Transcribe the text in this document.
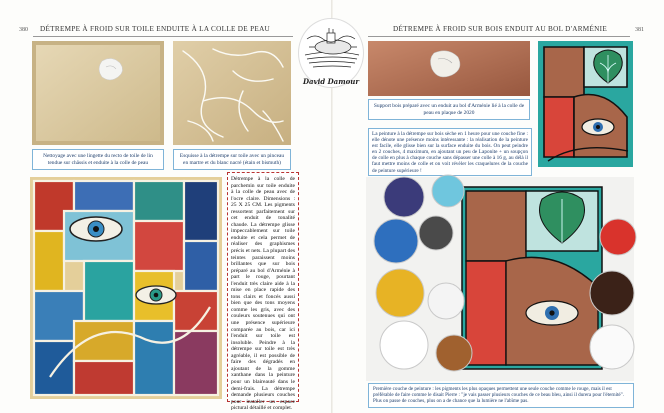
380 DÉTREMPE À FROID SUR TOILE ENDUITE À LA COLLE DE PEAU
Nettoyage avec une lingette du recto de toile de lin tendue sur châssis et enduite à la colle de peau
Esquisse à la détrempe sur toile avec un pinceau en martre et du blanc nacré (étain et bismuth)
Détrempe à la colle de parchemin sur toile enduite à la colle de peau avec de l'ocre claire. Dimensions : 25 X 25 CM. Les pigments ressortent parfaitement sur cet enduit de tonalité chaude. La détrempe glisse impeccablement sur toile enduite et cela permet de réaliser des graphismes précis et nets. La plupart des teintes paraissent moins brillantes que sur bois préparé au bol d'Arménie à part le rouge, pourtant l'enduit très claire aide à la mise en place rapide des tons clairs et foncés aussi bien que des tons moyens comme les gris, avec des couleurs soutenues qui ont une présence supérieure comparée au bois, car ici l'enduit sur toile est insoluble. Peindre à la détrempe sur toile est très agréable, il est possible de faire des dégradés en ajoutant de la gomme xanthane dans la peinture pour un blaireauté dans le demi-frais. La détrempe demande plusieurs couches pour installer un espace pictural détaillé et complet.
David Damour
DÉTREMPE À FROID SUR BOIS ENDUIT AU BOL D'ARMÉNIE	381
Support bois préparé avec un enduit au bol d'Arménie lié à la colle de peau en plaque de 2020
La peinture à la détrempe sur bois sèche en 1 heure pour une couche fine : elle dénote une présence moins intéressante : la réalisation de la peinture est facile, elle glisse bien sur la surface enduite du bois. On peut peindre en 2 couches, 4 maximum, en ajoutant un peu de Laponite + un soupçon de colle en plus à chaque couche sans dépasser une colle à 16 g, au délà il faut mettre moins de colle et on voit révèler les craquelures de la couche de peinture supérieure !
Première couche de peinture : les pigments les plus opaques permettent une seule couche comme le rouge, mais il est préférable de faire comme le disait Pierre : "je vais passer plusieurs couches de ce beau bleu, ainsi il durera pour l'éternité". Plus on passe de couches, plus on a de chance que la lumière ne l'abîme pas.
============
## Job
Take the listing above and restate it word for word, without its pictures.

## Full output
Transcribe the text in this document.
380 DÉTREMPE À FROID SUR TOILE ENDUITE À LA COLLE DE PEAU
Nettoyage avec une lingette du recto de toile de lin tendue sur châssis et enduite à la colle de peau
Esquisse à la détrempe sur toile avec un pinceau en martre et du blanc nacré (étain et bismuth)
Détrempe à la colle de parchemin sur toile enduite à la colle de peau avec de l'ocre claire. Dimensions : 25 X 25 CM. Les pigments ressortent parfaitement sur cet enduit de tonalité chaude. La détrempe glisse impeccablement sur toile enduite et cela permet de réaliser des graphismes précis et nets. La plupart des teintes paraissent moins brillantes que sur bois préparé au bol d'Arménie à part le rouge, pourtant l'enduit très claire aide à la mise en place rapide des tons clairs et foncés aussi bien que des tons moyens comme les gris, avec des couleurs soutenues qui ont une présence supérieure comparée au bois, car ici l'enduit sur toile est insoluble. Peindre à la détrempe sur toile est très agréable, il est possible de faire des dégradés en ajoutant de la gomme xanthane dans la peinture pour un blaireauté dans le demi-frais. La détrempe demande plusieurs couches pour installer un espace pictural détaillé et complet.
David Damour
DÉTREMPE À FROID SUR BOIS ENDUIT AU BOL D'ARMÉNIE	381
Support bois préparé avec un enduit au bol d'Arménie lié à la colle de peau en plaque de 2020
La peinture à la détrempe sur bois sèche en 1 heure pour une couche fine : elle dénote une présence moins intéressante : la réalisation de la peinture est facile, elle glisse bien sur la surface enduite du bois. On peut peindre en 2 couches, 4 maximum, en ajoutant un peu de Laponite + un soupçon de colle en plus à chaque couche sans dépasser une colle à 16 g, au délà il faut mettre moins de colle et on voit révèler les craquelures de la couche de peinture supérieure !
Première couche de peinture : les pigments les plus opaques permettent une seule couche comme le rouge, mais il est préférable de faire comme le disait Pierre : "je vais passer plusieurs couches de ce beau bleu, ainsi il durera pour l'éternité". Plus on passe de couches, plus on a de chance que la lumière ne l'abîme pas.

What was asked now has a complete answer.